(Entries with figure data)
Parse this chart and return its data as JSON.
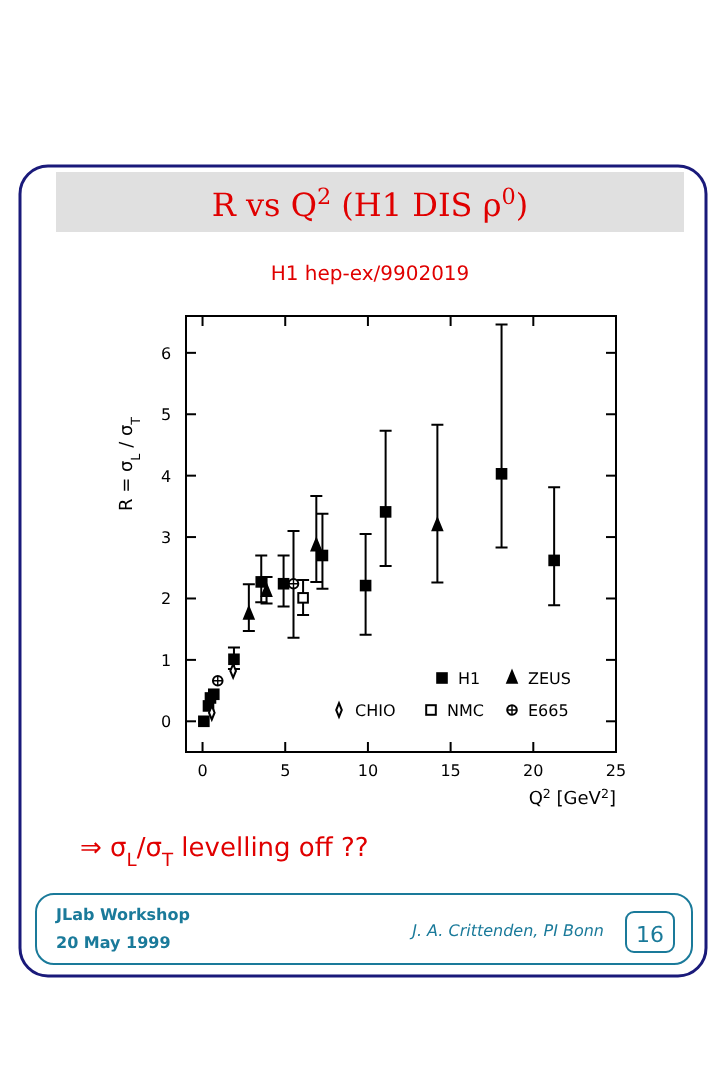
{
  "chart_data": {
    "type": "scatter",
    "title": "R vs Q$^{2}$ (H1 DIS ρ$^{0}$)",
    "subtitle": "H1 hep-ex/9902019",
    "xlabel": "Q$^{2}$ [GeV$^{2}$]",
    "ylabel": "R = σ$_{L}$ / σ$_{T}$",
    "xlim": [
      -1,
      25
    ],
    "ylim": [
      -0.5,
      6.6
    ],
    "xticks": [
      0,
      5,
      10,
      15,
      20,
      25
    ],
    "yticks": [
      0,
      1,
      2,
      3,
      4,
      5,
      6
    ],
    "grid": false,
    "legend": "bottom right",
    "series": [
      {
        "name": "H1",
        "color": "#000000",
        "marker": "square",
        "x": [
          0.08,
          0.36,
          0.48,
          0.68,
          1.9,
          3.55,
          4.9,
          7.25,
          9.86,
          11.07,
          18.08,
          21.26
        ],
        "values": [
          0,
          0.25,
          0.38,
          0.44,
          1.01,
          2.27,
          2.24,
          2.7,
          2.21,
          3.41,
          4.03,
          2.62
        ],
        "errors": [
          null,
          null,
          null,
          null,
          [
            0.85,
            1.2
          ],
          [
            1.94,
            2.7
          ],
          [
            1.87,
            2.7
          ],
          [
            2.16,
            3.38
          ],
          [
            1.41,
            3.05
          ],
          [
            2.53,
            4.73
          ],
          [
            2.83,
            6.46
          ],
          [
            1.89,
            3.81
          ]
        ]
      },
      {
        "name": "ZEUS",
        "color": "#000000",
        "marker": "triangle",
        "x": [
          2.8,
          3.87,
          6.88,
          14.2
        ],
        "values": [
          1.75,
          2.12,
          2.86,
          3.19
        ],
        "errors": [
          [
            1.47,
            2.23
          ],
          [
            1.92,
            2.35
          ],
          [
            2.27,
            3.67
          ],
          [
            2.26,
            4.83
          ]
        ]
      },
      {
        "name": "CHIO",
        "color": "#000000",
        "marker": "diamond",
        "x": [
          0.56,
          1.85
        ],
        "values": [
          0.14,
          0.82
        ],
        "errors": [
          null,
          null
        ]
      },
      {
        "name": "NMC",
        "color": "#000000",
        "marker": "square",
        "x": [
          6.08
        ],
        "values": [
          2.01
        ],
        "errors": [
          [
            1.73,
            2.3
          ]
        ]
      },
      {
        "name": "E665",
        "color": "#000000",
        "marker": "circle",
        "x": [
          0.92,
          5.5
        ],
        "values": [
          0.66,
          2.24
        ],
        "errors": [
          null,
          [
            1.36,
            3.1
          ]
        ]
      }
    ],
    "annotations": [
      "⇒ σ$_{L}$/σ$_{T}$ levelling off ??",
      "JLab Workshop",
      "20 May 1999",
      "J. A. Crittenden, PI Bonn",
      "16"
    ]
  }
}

Aim of the task:
Write out the records above exactly as they appear, leaving out any pictures.

Finished answer:
Parse this chart and return its data as JSON.
{
  "chart_data": {
    "type": "scatter",
    "title": "R vs Q$^{2}$ (H1 DIS ρ$^{0}$)",
    "subtitle": "H1 hep-ex/9902019",
    "xlabel": "Q$^{2}$ [GeV$^{2}$]",
    "ylabel": "R = σ$_{L}$ / σ$_{T}$",
    "xlim": [
      -1,
      25
    ],
    "ylim": [
      -0.5,
      6.6
    ],
    "xticks": [
      0,
      5,
      10,
      15,
      20,
      25
    ],
    "yticks": [
      0,
      1,
      2,
      3,
      4,
      5,
      6
    ],
    "grid": false,
    "legend": "bottom right",
    "series": [
      {
        "name": "H1",
        "color": "#000000",
        "marker": "square",
        "x": [
          0.08,
          0.36,
          0.48,
          0.68,
          1.9,
          3.55,
          4.9,
          7.25,
          9.86,
          11.07,
          18.08,
          21.26
        ],
        "values": [
          0,
          0.25,
          0.38,
          0.44,
          1.01,
          2.27,
          2.24,
          2.7,
          2.21,
          3.41,
          4.03,
          2.62
        ],
        "errors": [
          null,
          null,
          null,
          null,
          [
            0.85,
            1.2
          ],
          [
            1.94,
            2.7
          ],
          [
            1.87,
            2.7
          ],
          [
            2.16,
            3.38
          ],
          [
            1.41,
            3.05
          ],
          [
            2.53,
            4.73
          ],
          [
            2.83,
            6.46
          ],
          [
            1.89,
            3.81
          ]
        ]
      },
      {
        "name": "ZEUS",
        "color": "#000000",
        "marker": "triangle",
        "x": [
          2.8,
          3.87,
          6.88,
          14.2
        ],
        "values": [
          1.75,
          2.12,
          2.86,
          3.19
        ],
        "errors": [
          [
            1.47,
            2.23
          ],
          [
            1.92,
            2.35
          ],
          [
            2.27,
            3.67
          ],
          [
            2.26,
            4.83
          ]
        ]
      },
      {
        "name": "CHIO",
        "color": "#000000",
        "marker": "diamond",
        "x": [
          0.56,
          1.85
        ],
        "values": [
          0.14,
          0.82
        ],
        "errors": [
          null,
          null
        ]
      },
      {
        "name": "NMC",
        "color": "#000000",
        "marker": "square",
        "x": [
          6.08
        ],
        "values": [
          2.01
        ],
        "errors": [
          [
            1.73,
            2.3
          ]
        ]
      },
      {
        "name": "E665",
        "color": "#000000",
        "marker": "circle",
        "x": [
          0.92,
          5.5
        ],
        "values": [
          0.66,
          2.24
        ],
        "errors": [
          null,
          [
            1.36,
            3.1
          ]
        ]
      }
    ],
    "annotations": [
      "⇒ σ$_{L}$/σ$_{T}$ levelling off ??",
      "JLab Workshop",
      "20 May 1999",
      "J. A. Crittenden, PI Bonn",
      "16"
    ]
  }
}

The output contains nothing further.